→ INSTRUCTIONS TO FOLLOW
Copy every line that mentions the word "выше".

════════

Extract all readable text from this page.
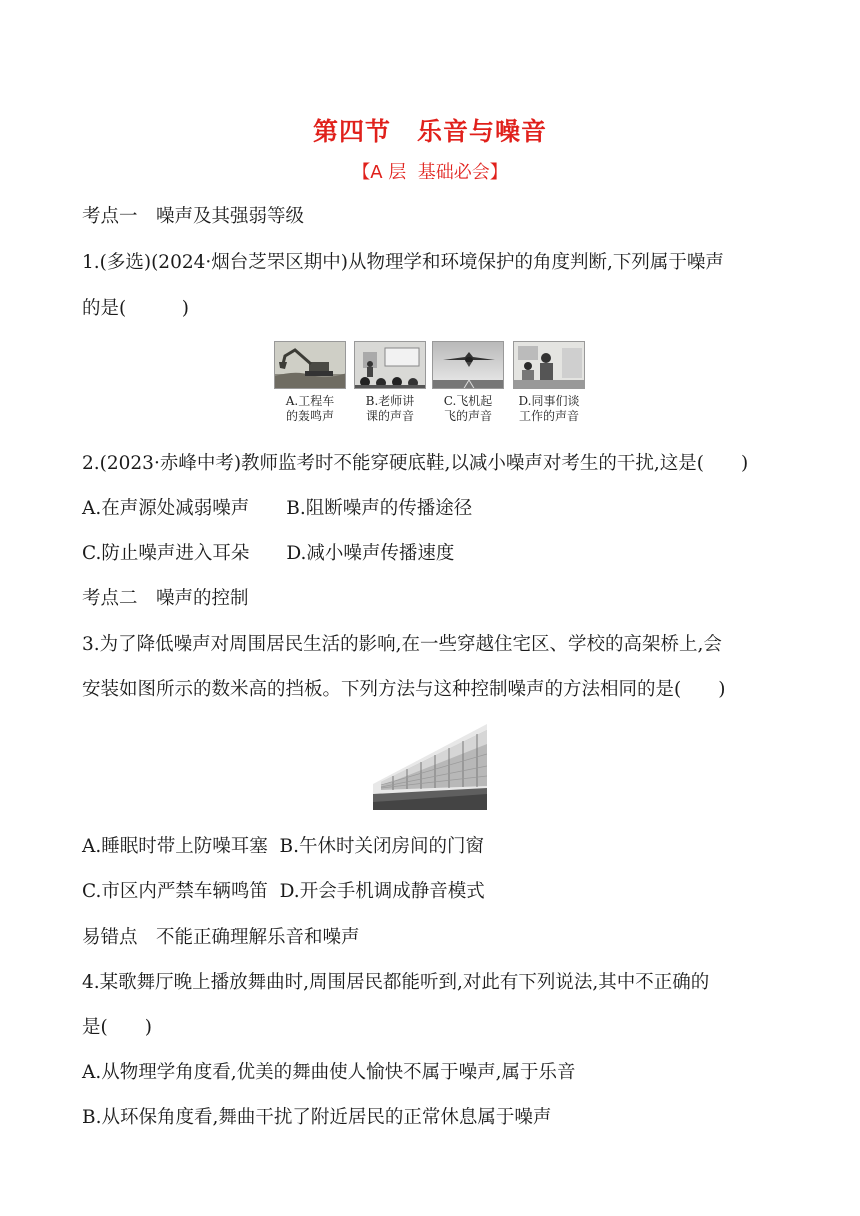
第四节　乐音与噪音
【A 层  基础必会】
考点一　噪声及其强弱等级
1.(多选)(2024·烟台芝罘区期中)从物理学和环境保护的角度判断,下列属于噪声
的是(　　　)
A.工程车
的轰鸣声
B.老师讲
课的声音
C.飞机起
飞的声音
D.同事们谈
工作的声音
2.(2023·赤峰中考)教师监考时不能穿硬底鞋,以减小噪声对考生的干扰,这是(　　)
A.在声源处减弱噪声　　B.阻断噪声的传播途径
C.防止噪声进入耳朵　　D.减小噪声传播速度
考点二　噪声的控制
3.为了降低噪声对周围居民生活的影响,在一些穿越住宅区、学校的高架桥上,会
安装如图所示的数米高的挡板。下列方法与这种控制噪声的方法相同的是(　　)
A.睡眠时带上防噪耳塞  B.午休时关闭房间的门窗
C.市区内严禁车辆鸣笛  D.开会手机调成静音模式
易错点　不能正确理解乐音和噪声
4.某歌舞厅晚上播放舞曲时,周围居民都能听到,对此有下列说法,其中不正确的
是(　　)
A.从物理学角度看,优美的舞曲使人愉快不属于噪声,属于乐音
B.从环保角度看,舞曲干扰了附近居民的正常休息属于噪声
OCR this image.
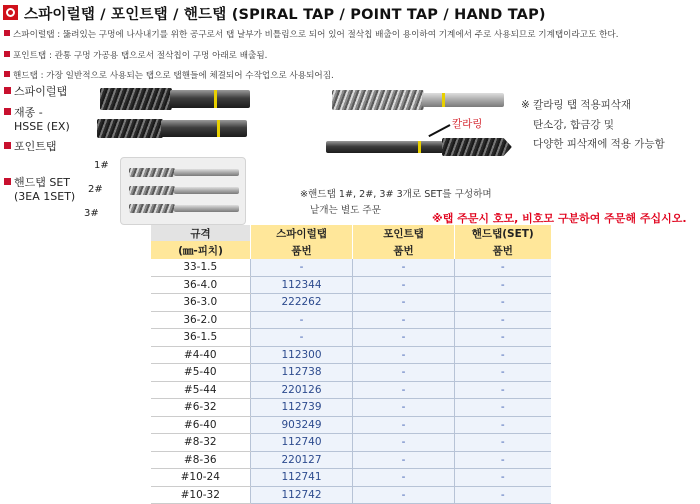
스파이럴탭 / 포인트탭 / 핸드탭 (SPIRAL TAP / POINT TAP / HAND TAP)
스파이럴탭 : 뚫려있는 구멍에 나사내기를 위한 공구로서 탭 날부가 비틀림으로 되어 있어 절삭칩 배출이 용이하여 기계에서 주로 사용되므로 기계탭이라고도 한다.
포인트탭 : 관통 구멍 가공용 탭으로서 절삭칩이 구멍 아래로 배출됨.
핸드탭 : 가장 일반적으로 사용되는 탭으로 탭핸들에 체결되어 수작업으로 사용되어짐.
스파이럴탭
재종 -
HSSE (EX)
포인트탭
핸드탭 SET
(3EA 1SET)
1#
2#
3#
칼라링
※ 칼라링 탭 적용피삭재
탄소강, 합금강 및
다양한 피삭재에 적용 가능함
※핸드탭 1#, 2#, 3# 3개로 SET를 구성하며
낱개는 별도 주문
※탭 주문시 호모, 비호모 구분하여 주문해 주십시오.
규격	스파이럴탭	포인트탭	핸드탭(SET)
(㎜-피치)	품번	품번	품번
33-1.5	-	-	-
36-4.0	112344	-	-
36-3.0	222262	-	-
36-2.0	-	-	-
36-1.5	-	-	-
#4-40	112300	-	-
#5-40	112738	-	-
#5-44	220126	-	-
#6-32	112739	-	-
#6-40	903249	-	-
#8-32	112740	-	-
#8-36	220127	-	-
#10-24	112741	-	-
#10-32	112742	-	-
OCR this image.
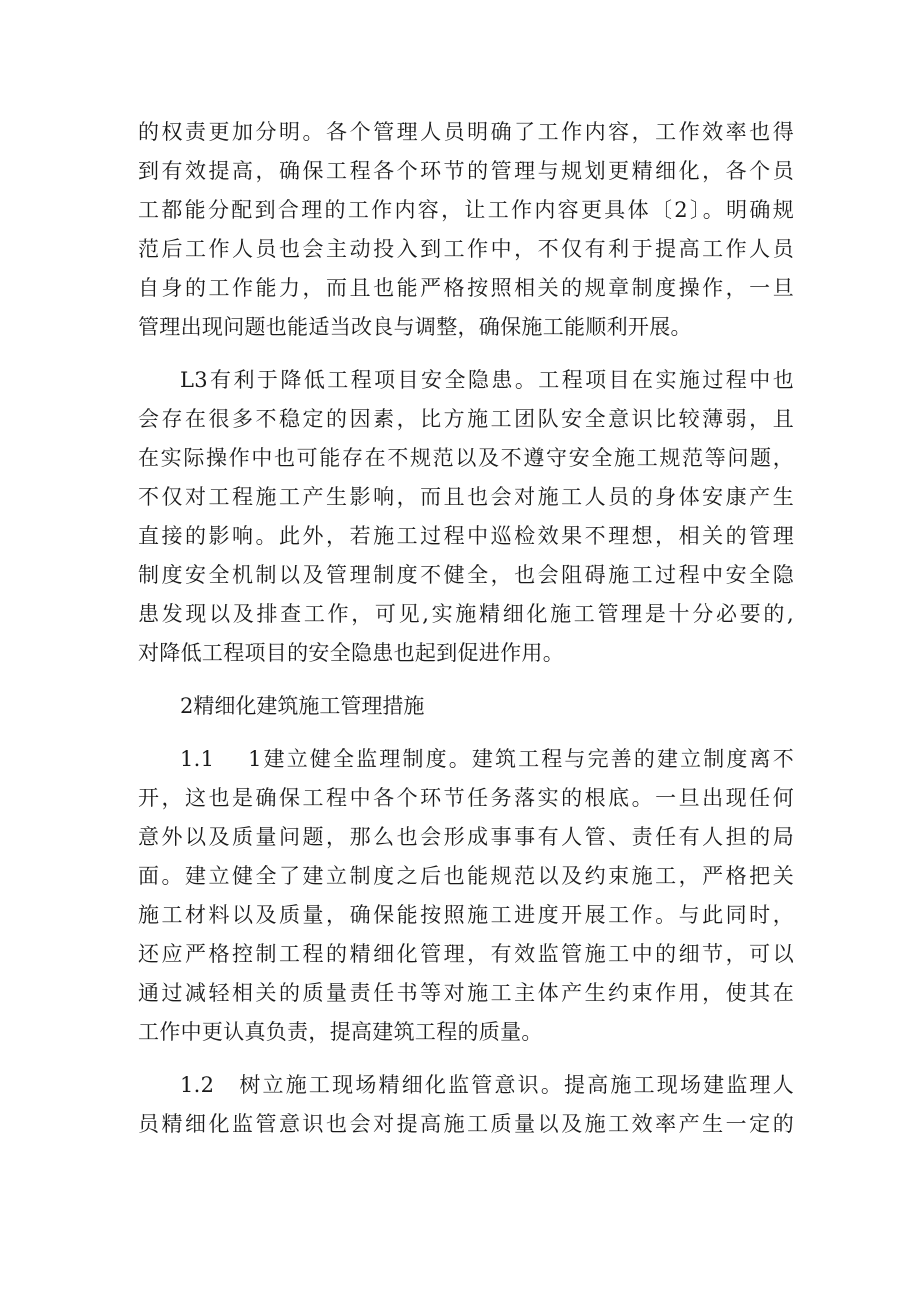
的权责更加分明。各个管理人员明确了工作内容，工作效率也得
到有效提高，确保工程各个环节的管理与规划更精细化，各个员
工都能分配到合理的工作内容，让工作内容更具体〔2〕。明确规
范后工作人员也会主动投入到工作中，不仅有利于提高工作人员
自身的工作能力，而且也能严格按照相关的规章制度操作，一旦
管理出现问题也能适当改良与调整，确保施工能顺利开展。
L3有利于降低工程项目安全隐患。工程项目在实施过程中也
会存在很多不稳定的因素，比方施工团队安全意识比较薄弱，且
在实际操作中也可能存在不规范以及不遵守安全施工规范等问题，
不仅对工程施工产生影响，而且也会对施工人员的身体安康产生
直接的影响。此外，若施工过程中巡检效果不理想，相关的管理
制度安全机制以及管理制度不健全，也会阻碍施工过程中安全隐
患发现以及排查工作，可见,实施精细化施工管理是十分必要的,
对降低工程项目的安全隐患也起到促进作用。
2精细化建筑施工管理措施
1.1　 1建立健全监理制度。建筑工程与完善的建立制度离不
开，这也是确保工程中各个环节任务落实的根底。一旦出现任何
意外以及质量问题，那么也会形成事事有人管、责任有人担的局
面。建立健全了建立制度之后也能规范以及约束施工，严格把关
施工材料以及质量，确保能按照施工进度开展工作。与此同时，
还应严格控制工程的精细化管理，有效监管施工中的细节，可以
通过减轻相关的质量责任书等对施工主体产生约束作用，使其在
工作中更认真负责，提高建筑工程的质量。
1.2　树立施工现场精细化监管意识。提高施工现场建监理人
员精细化监管意识也会对提高施工质量以及施工效率产生一定的
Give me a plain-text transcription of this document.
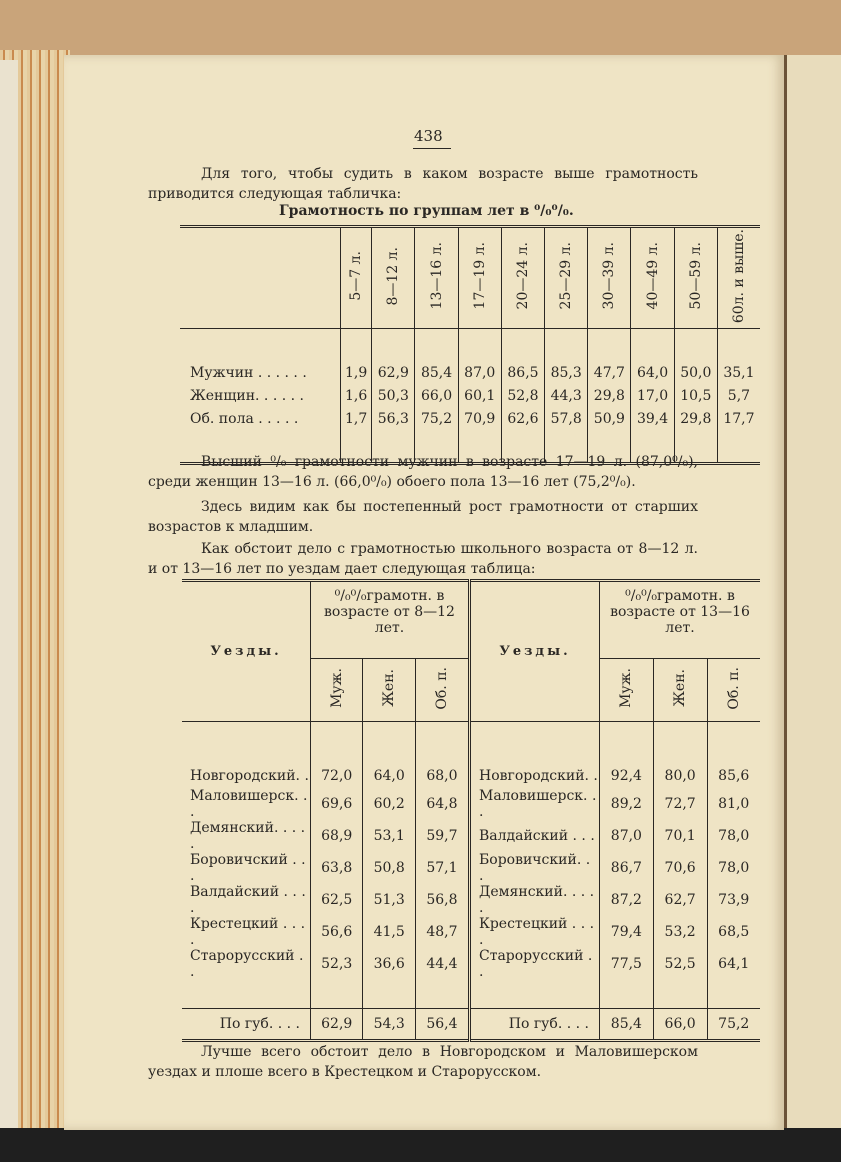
438
Для того, чтобы судить в каком возрасте выше грамотность приводится следующая табличка:
Грамотность по группам лет в ⁰/₀⁰/₀.
	5—7 л.	8—12 л.	13—16 л.	17—19 л.	20—24 л.	25—29 л.	30—39 л.	40—49 л.	50—59 л.	60л. и выше.

Мужчин . . . . . .	1,9	62,9	85,4	87,0	86,5	85,3	47,7	64,0	50,0	35,1
Женщин. . . . . .	1,6	50,3	66,0	60,1	52,8	44,3	29,8	17,0	10,5	5,7
Об. пола . . . . .	1,7	56,3	75,2	70,9	62,6	57,8	50,9	39,4	29,8	17,7

Высший ⁰/₀ грамотности мужчин в возрасте 17—19 л. (87,0⁰/₀), среди женщин 13—16 л. (66,0⁰/₀) обоего пола 13—16 лет (75,2⁰/₀).
Здесь видим как бы постепенный рост грамотности от старших возрастов к младшим.
Как обстоит дело с грамотностью школьного возраста от 8—12 л. и от 13—16 лет по уездам дает следующая таблица:
Уезды.	⁰/₀⁰/₀грамотн. в возрасте от 8—12 лет.			Уезды.	⁰/₀⁰/₀грамотн. в возрасте от 13—16 лет.		
	Муж.	Жен.	Об. п.		Муж.	Жен.	Об. п.

Новгородский. .	72,0	64,0	68,0	Новгородский. .	92,4	80,0	85,6
Маловишерск. . .	69,6	60,2	64,8	Маловишерск. . .	89,2	72,7	81,0
Демянский. . . . .	68,9	53,1	59,7	Валдайский . . .	87,0	70,1	78,0
Боровичский . . .	63,8	50,8	57,1	Боровичский. . .	86,7	70,6	78,0
Валдайский . . . .	62,5	51,3	56,8	Демянский. . . . .	87,2	62,7	73,9
Крестецкий . . . .	56,6	41,5	48,7	Крестецкий . . . .	79,4	53,2	68,5
Старорусский . .	52,3	36,6	44,4	Старорусский . .	77,5	52,5	64,1

По губ. . . .	62,9	54,3	56,4	По губ. . . .	85,4	66,0	75,2
Лучше всего обстоит дело в Новгородском и Маловишерском уездах и плоше всего в Крестецком и Старорусском.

════════

→ TASK RESULT
Для того, чтобы судить в каком возрасте выше грамотность приводится следующая табличка:
	5—7 л.	8—12 л.	13—16 л.	17—19 л.	20—24 л.	25—29 л.	30—39 л.	40—49 л.	50—59 л.	60л. и выше.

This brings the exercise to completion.